§ BRIEF: Note each line of the listing that contains the string "которой", and copy it.

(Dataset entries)
★ ★ ★ ★

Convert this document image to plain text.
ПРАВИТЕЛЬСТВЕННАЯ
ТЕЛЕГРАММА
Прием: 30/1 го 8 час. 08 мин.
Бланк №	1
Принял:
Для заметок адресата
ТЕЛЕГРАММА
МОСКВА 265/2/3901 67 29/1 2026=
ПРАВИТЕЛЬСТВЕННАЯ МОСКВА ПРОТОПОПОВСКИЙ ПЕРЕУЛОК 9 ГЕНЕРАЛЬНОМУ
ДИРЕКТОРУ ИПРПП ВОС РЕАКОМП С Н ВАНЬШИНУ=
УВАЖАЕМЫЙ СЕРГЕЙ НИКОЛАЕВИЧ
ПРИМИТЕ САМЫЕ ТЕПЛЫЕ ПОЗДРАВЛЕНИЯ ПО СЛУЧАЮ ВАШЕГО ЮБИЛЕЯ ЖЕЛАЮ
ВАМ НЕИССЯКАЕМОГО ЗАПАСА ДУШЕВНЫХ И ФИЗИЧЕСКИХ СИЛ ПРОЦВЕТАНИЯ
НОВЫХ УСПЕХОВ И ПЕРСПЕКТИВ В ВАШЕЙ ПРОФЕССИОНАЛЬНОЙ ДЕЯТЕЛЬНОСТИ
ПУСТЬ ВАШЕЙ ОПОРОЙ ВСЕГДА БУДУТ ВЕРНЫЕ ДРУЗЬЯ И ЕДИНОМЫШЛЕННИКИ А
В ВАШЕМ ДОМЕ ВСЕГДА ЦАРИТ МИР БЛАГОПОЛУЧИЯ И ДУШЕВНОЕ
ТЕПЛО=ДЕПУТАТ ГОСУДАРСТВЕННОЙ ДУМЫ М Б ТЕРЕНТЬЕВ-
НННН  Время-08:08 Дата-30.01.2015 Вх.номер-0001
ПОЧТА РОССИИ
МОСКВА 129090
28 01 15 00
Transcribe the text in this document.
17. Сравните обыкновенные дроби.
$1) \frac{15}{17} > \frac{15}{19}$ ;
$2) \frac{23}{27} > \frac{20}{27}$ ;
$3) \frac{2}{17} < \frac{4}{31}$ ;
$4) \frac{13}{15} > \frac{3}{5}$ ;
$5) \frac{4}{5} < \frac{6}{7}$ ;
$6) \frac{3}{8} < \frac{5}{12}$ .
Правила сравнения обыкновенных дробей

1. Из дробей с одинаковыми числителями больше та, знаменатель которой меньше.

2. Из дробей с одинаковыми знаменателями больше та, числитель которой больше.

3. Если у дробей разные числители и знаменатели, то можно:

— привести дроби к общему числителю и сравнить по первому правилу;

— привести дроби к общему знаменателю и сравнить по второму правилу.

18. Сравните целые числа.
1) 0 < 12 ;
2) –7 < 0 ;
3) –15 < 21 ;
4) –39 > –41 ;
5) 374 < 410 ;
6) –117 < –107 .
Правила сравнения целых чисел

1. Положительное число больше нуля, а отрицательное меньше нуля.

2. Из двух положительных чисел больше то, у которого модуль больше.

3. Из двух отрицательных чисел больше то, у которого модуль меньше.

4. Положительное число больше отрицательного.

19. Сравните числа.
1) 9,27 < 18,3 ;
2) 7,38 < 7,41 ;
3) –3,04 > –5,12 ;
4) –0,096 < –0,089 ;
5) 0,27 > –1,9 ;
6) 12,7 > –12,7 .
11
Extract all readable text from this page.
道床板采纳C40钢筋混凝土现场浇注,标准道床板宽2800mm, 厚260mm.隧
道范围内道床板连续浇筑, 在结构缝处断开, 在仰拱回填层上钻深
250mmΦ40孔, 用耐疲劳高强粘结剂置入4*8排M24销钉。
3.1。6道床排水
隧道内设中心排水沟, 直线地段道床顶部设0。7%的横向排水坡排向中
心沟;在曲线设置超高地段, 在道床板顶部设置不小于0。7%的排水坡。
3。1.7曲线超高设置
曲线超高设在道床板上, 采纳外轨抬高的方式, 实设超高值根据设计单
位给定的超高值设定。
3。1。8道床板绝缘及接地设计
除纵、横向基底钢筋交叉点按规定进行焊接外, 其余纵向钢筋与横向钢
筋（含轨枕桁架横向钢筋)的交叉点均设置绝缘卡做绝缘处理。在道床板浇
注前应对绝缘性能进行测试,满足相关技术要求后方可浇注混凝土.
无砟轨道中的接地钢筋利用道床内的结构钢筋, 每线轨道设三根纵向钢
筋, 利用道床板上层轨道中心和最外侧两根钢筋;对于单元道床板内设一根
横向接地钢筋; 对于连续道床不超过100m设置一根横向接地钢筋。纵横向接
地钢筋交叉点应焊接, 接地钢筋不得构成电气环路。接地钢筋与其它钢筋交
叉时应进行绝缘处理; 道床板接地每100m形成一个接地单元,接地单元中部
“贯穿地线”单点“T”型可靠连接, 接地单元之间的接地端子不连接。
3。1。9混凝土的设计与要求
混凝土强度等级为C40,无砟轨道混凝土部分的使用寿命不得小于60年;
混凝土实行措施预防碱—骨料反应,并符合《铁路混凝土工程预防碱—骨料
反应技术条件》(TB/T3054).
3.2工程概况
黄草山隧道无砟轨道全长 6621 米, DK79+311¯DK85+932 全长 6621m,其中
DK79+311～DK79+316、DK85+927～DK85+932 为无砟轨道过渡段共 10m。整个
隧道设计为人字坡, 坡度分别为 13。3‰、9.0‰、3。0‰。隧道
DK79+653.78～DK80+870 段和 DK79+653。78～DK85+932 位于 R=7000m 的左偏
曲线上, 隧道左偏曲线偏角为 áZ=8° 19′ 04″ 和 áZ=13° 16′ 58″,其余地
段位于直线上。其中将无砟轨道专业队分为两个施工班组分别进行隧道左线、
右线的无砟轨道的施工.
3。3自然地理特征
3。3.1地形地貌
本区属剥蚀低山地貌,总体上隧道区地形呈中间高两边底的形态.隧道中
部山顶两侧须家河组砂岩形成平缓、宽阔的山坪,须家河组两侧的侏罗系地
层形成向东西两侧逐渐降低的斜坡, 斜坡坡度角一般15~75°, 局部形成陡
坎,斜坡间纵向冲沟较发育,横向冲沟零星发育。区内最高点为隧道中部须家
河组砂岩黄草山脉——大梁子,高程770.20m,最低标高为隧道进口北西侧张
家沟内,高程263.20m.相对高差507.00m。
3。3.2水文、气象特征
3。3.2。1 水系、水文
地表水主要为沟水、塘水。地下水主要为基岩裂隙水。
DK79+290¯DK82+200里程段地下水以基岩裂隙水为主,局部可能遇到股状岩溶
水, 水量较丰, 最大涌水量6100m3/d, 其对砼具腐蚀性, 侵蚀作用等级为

★ ★ ★ ★

§ EXERCISE RESULT:
1. Из дробей с одинаковыми числителями больше та, знаменатель которой меньше.
2. Из дробей с одинаковыми знаменателями больше та, числитель которой больше.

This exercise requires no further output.